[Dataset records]
----------
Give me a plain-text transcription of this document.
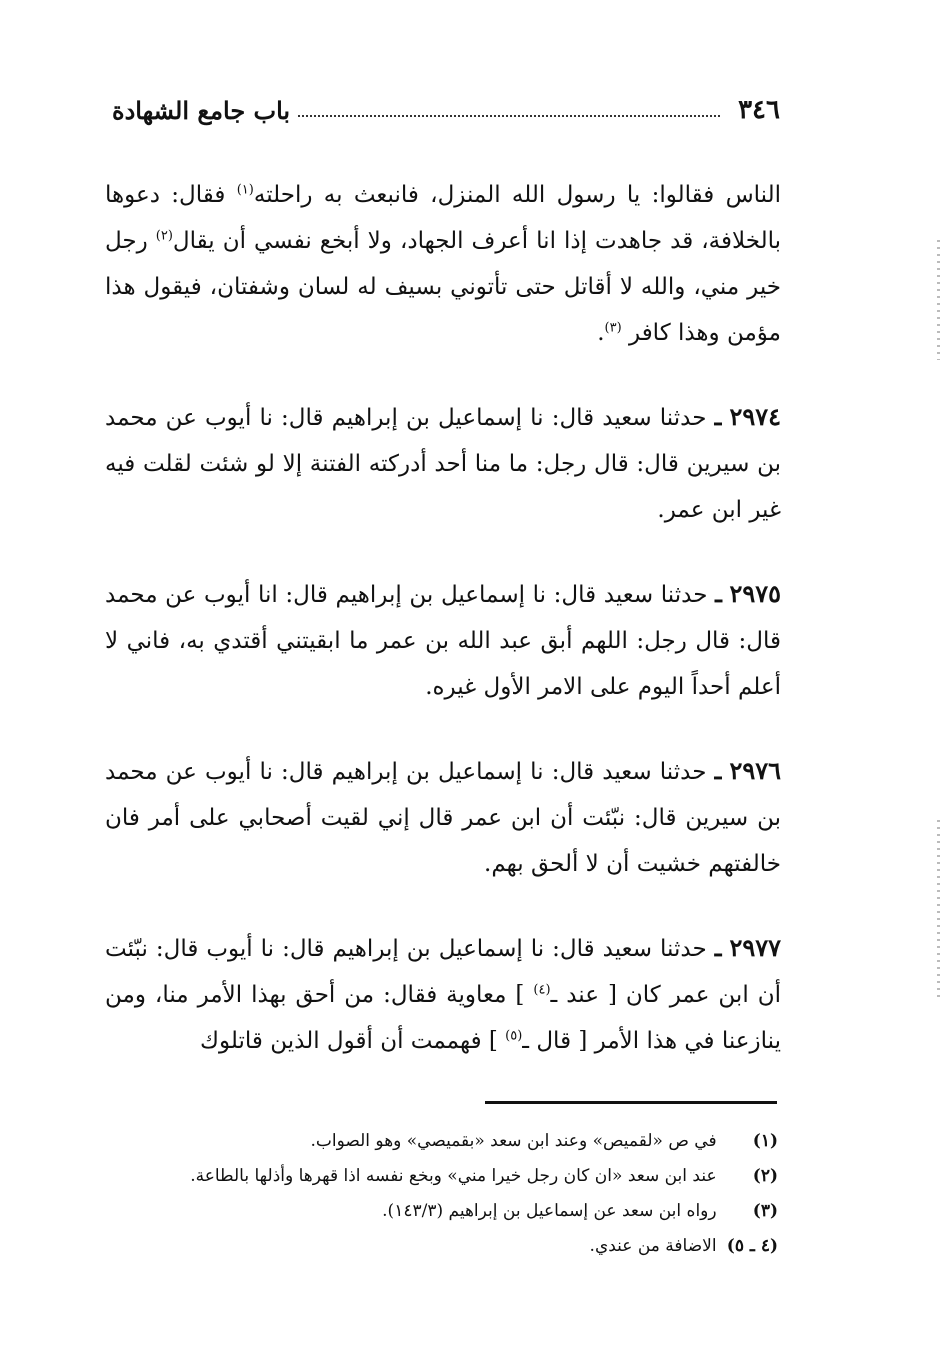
٣٤٦
باب جامع الشهادة

الناس فقالوا: يا رسول الله المنزل، فانبعث به راحلته$^{(١)}$ فقال: دعوها بالخلافة، قد جاهدت إذا انا أعرف الجهاد، ولا أبخع نفسي أن يقال$^{(٢)}$ رجل خير مني، والله لا أقاتل حتى تأتوني بسيف له لسان وشفتان، فيقول هذا مؤمن وهذا كافر $^{(٣)}$.

٢٩٧٤ ـ حدثنا سعيد قال: نا إسماعيل بن إبراهيم قال: نا أيوب عن محمد بن سيرين قال: قال رجل: ما منا أحد أدركته الفتنة إلا لو شئت لقلت فيه غير ابن عمر.

٢٩٧٥ ـ حدثنا سعيد قال: نا إسماعيل بن إبراهيم قال: انا أيوب عن محمد قال: قال رجل: اللهم أبق عبد الله بن عمر ما ابقيتني أقتدي به، فاني لا أعلم أحداً اليوم على الامر الأول غيره.

٢٩٧٦ ـ حدثنا سعيد قال: نا إسماعيل بن إبراهيم قال: نا أيوب عن محمد بن سيرين قال: نبّئت أن ابن عمر قال إني لقيت أصحابي على أمر فان خالفتهم خشيت أن لا ألحق بهم.

٢٩٧٧ ـ حدثنا سعيد قال: نا إسماعيل بن إبراهيم قال: نا أيوب قال: نبّئت أن ابن عمر كان [ عند ـ$^{(٤)}$ ] معاوية فقال: من أحق بهذا الأمر منا، ومن ينازعنا في هذا الأمر [ قال ـ$^{(٥)}$ ] فهممت أن أقول الذين قاتلوك

(١) في ص «لقميص» وعند ابن سعد «بقميصي» وهو الصواب.
(٢) عند ابن سعد «ان كان رجل خيرا مني» وبخع نفسه اذا قهرها وأذلها بالطاعة.
(٣) رواه ابن سعد عن إسماعيل بن إبراهيم (١٤٣/٣).
(٤ ـ ٥) الاضافة من عندي.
----------
■ **TASK REQUIREMENTS**
Using the listing, say how many lines include the word "إسماعيل", and add nothing else.

■ **THE RESPONSE**
5